- EXERCISE AIM: Using the records provided below, locate and copy each line that contains the word "Rodríguez".

- GIVEN DATA:
_ _ _
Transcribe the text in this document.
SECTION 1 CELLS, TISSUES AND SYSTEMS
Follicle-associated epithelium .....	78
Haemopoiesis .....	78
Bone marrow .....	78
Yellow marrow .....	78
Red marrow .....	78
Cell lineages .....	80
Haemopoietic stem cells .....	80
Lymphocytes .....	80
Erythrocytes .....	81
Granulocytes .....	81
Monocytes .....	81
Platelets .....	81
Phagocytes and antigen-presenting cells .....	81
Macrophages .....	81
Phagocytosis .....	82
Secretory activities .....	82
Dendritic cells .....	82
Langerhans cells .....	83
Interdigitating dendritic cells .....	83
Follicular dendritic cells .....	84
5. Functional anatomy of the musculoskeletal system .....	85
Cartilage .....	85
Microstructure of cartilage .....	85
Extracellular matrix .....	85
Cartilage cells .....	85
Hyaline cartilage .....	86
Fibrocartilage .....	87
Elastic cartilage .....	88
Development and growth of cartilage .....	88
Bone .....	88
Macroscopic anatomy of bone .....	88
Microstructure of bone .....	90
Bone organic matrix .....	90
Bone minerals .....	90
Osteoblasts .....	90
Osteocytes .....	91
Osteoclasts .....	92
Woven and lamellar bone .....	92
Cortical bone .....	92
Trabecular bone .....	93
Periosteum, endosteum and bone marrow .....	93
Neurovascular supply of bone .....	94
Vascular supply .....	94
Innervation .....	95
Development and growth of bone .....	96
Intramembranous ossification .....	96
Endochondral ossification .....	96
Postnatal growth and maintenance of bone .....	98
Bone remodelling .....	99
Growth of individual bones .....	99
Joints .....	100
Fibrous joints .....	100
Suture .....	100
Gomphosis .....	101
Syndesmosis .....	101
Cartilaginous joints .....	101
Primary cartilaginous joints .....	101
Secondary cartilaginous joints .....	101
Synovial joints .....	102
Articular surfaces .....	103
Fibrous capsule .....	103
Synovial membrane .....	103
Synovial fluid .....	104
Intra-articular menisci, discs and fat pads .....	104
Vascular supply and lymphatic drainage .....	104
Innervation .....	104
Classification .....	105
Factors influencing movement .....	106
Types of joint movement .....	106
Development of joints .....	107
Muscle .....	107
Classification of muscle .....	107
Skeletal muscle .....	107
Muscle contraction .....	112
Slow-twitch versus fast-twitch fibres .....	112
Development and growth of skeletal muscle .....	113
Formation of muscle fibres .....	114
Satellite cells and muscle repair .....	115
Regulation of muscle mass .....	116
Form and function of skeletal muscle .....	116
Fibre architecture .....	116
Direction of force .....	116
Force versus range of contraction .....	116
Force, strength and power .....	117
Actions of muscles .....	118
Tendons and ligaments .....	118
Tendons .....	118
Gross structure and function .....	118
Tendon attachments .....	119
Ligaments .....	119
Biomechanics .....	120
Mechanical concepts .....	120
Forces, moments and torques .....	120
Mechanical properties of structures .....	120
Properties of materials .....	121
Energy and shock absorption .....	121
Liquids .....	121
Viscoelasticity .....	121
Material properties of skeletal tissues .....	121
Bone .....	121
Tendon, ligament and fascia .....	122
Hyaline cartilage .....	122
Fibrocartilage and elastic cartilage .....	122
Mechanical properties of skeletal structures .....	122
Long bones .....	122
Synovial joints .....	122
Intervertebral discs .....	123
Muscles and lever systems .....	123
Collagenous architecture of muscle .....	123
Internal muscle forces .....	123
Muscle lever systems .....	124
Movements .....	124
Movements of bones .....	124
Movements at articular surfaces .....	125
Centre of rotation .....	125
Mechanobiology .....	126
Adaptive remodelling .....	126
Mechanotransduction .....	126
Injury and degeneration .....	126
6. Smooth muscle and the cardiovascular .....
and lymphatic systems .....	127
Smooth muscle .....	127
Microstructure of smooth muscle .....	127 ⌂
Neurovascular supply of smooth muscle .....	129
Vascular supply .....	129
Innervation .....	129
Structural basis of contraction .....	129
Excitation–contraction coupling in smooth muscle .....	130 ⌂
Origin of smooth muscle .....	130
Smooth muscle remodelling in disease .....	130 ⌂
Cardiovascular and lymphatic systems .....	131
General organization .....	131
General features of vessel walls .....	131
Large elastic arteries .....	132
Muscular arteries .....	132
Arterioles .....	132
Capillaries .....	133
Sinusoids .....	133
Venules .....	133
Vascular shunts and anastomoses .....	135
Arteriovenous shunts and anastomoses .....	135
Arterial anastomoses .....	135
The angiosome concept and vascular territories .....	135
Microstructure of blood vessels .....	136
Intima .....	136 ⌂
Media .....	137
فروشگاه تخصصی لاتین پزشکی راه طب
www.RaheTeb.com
_ _ _
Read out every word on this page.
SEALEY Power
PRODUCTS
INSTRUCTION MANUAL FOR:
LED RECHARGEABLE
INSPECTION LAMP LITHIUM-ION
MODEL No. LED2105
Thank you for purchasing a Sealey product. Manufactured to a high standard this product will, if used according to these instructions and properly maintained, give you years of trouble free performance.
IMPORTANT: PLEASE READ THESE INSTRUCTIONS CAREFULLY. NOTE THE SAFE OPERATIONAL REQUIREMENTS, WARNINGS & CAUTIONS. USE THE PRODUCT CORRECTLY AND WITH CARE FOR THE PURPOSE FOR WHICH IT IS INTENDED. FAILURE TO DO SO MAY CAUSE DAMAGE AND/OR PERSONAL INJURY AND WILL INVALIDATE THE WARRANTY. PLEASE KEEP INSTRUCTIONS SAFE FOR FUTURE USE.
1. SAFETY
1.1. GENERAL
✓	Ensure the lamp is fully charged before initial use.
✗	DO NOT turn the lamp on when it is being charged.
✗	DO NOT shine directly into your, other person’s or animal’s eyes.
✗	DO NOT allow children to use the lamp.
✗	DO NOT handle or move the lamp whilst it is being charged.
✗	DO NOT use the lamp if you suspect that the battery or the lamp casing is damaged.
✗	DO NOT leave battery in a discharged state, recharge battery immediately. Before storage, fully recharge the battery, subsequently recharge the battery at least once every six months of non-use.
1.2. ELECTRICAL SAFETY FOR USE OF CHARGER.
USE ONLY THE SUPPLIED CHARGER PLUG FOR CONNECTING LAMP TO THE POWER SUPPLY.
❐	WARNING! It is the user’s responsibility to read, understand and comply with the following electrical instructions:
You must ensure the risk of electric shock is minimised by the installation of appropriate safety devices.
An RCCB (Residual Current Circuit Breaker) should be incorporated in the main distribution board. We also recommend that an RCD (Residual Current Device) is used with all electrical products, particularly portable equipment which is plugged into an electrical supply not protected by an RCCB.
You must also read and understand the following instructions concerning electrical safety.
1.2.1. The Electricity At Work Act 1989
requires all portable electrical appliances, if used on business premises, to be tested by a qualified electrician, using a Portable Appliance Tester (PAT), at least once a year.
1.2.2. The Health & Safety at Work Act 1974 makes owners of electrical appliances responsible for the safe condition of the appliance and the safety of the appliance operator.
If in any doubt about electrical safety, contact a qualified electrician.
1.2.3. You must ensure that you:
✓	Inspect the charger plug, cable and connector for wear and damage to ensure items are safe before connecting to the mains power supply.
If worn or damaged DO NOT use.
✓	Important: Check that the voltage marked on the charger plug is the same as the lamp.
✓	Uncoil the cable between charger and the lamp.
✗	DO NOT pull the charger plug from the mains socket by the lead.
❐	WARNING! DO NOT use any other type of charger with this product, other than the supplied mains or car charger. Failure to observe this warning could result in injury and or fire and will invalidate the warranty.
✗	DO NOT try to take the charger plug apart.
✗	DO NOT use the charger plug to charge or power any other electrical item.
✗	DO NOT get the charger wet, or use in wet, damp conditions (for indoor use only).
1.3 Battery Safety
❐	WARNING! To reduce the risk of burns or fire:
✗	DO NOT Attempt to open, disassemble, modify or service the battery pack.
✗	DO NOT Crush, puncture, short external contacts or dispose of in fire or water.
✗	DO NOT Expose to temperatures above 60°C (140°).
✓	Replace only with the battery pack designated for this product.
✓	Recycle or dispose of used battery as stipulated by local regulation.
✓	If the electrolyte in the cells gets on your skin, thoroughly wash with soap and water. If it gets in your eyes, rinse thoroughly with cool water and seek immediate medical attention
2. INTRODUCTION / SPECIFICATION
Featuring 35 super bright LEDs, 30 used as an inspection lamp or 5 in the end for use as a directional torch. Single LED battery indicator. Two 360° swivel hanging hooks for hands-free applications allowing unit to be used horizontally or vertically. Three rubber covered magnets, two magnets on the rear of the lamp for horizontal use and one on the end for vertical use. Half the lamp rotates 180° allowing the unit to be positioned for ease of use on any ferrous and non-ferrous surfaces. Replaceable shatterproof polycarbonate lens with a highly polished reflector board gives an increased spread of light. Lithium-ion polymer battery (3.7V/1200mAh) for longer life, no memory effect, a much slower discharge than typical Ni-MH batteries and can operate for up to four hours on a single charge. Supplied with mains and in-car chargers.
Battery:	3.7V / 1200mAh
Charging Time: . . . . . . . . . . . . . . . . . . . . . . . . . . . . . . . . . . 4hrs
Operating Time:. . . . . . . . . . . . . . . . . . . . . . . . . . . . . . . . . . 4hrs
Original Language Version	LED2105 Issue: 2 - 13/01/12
_ _ _
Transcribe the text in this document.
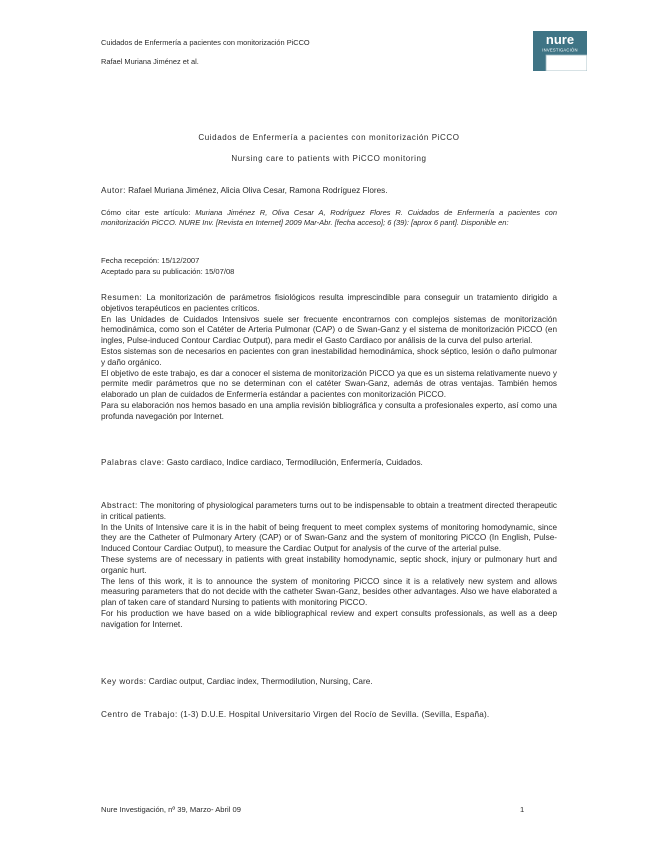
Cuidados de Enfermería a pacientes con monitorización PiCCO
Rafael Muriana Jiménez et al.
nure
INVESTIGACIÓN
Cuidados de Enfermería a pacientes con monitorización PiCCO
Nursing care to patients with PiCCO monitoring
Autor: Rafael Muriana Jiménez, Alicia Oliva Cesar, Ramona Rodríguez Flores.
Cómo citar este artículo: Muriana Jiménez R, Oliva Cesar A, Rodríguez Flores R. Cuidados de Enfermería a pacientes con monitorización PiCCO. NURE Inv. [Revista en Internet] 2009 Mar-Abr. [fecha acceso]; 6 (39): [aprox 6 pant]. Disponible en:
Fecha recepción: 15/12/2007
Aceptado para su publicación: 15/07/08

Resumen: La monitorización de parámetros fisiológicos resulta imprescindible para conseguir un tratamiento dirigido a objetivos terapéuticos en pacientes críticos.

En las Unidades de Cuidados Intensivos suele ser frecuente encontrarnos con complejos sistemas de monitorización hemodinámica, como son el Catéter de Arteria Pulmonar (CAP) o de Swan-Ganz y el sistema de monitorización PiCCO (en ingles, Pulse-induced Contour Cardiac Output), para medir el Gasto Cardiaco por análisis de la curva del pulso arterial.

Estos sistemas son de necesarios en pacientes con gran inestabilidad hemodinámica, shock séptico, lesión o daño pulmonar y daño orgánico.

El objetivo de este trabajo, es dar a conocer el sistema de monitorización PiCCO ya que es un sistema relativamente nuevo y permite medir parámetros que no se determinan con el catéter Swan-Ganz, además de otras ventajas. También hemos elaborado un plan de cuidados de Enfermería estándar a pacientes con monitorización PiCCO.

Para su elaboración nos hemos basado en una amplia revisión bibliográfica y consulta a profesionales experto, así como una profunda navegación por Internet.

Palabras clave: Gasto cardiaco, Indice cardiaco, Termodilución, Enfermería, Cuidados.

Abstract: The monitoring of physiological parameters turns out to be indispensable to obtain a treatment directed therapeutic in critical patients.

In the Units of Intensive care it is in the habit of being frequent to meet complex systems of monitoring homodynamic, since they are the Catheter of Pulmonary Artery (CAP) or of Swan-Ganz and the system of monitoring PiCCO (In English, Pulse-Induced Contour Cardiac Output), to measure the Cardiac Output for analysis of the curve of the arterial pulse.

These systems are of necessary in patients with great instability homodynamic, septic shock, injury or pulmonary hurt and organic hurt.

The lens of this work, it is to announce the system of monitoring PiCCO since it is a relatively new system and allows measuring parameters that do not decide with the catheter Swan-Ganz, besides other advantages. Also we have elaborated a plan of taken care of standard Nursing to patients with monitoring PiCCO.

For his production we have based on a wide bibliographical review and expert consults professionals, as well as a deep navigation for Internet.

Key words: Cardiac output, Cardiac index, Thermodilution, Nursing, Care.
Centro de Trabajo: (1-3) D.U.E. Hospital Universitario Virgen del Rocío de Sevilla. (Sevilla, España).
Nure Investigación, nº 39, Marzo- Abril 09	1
_ _ _
- WORKED SOLUTION:
Autor: Rafael Muriana Jiménez, Alicia Oliva Cesar, Ramona Rodríguez Flores.
Cómo citar este artículo: Muriana Jiménez R, Oliva Cesar A, Rodríguez Flores R. Cuidados de Enfermería a pacientes con monitorización PiCCO. NURE Inv. [Revista en Internet] 2009 Mar-Abr. [fecha acceso]; 6 (39): [aprox 6 pant]. Disponible en:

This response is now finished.